## THE EXERCISE
Give only the number of lines in the records that include the string "dbar".

## EXCERPTED RECORDS
• • • • • • •

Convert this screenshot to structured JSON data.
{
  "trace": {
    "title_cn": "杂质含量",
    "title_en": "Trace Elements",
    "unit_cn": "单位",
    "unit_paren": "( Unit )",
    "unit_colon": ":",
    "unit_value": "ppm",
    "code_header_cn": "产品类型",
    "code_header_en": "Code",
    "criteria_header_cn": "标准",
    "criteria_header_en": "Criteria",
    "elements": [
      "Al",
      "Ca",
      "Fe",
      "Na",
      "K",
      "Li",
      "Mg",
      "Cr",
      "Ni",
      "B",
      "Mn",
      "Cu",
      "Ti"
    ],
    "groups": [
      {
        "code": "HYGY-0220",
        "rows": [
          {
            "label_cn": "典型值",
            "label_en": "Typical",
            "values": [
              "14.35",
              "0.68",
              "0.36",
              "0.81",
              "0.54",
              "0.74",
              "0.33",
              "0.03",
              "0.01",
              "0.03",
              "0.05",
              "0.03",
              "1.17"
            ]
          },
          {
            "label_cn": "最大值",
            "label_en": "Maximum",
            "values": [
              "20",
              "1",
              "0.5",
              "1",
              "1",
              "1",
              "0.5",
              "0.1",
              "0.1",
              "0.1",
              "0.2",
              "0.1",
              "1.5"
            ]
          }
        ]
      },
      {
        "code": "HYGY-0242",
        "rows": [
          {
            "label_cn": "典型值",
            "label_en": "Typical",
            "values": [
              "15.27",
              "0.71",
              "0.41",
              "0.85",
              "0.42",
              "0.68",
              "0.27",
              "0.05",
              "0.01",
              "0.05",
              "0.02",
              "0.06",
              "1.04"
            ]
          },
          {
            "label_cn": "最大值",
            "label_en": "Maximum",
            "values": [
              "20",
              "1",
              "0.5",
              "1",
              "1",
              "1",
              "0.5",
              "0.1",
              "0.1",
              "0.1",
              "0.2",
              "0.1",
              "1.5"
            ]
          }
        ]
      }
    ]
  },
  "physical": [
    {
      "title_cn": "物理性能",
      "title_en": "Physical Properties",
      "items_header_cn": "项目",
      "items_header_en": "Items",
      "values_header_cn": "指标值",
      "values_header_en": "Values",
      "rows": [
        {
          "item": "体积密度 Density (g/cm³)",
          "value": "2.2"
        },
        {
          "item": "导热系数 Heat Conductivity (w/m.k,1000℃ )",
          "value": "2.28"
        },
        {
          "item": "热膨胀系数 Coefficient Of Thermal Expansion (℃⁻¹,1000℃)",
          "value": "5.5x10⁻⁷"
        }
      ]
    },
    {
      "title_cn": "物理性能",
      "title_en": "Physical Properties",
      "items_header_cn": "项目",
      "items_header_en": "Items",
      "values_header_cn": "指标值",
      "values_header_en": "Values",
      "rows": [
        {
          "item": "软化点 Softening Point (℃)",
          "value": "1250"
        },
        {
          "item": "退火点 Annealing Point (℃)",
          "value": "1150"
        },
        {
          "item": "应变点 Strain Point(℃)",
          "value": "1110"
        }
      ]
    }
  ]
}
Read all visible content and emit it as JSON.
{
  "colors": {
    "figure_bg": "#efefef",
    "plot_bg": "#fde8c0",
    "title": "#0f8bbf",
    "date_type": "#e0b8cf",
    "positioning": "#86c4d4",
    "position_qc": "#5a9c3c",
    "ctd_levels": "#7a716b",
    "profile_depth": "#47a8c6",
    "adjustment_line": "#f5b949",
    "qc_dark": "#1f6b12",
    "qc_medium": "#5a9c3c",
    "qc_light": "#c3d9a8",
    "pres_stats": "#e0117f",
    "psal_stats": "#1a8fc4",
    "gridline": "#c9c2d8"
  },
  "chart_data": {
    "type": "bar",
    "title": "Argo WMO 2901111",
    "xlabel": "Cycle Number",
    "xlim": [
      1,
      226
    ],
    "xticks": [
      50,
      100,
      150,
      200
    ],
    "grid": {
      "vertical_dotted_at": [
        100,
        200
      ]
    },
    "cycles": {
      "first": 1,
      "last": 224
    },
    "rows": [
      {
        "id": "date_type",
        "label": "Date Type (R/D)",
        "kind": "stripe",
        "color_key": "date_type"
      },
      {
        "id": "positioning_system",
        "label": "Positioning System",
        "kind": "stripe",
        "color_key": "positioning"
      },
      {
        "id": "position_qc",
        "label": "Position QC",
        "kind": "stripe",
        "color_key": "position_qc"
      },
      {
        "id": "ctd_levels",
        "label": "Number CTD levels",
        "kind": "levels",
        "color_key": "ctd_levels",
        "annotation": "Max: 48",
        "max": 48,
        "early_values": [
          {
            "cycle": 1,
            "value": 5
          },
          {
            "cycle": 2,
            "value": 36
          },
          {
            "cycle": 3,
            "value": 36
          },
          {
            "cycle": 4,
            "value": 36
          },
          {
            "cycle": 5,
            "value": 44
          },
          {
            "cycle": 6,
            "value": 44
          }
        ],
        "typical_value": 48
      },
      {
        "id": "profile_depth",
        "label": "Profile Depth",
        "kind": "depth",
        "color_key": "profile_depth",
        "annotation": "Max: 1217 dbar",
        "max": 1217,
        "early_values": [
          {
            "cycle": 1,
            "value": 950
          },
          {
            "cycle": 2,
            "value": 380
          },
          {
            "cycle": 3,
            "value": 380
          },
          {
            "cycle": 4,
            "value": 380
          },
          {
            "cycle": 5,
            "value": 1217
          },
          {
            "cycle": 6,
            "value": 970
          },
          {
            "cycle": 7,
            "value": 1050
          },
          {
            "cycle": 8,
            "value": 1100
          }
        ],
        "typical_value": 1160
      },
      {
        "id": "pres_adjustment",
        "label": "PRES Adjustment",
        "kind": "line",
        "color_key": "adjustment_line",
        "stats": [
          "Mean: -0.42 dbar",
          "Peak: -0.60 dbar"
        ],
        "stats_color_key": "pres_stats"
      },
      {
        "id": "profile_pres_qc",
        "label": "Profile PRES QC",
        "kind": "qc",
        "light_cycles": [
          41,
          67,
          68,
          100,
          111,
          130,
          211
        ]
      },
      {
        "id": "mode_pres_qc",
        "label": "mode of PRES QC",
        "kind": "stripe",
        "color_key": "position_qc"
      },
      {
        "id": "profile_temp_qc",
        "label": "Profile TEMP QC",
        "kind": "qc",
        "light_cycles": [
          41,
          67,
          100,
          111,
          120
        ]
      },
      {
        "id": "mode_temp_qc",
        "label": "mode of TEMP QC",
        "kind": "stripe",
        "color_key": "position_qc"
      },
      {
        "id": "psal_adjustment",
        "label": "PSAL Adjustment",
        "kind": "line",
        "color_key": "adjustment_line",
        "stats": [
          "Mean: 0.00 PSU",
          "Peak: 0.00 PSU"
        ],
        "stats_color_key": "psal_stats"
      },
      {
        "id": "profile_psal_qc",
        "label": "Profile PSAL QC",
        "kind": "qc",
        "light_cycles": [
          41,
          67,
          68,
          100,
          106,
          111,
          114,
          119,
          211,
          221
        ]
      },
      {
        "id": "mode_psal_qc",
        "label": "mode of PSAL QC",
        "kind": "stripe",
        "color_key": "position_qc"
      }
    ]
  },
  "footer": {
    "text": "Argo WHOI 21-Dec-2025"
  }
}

• • • • • • •

## EXERCISE RESULT
3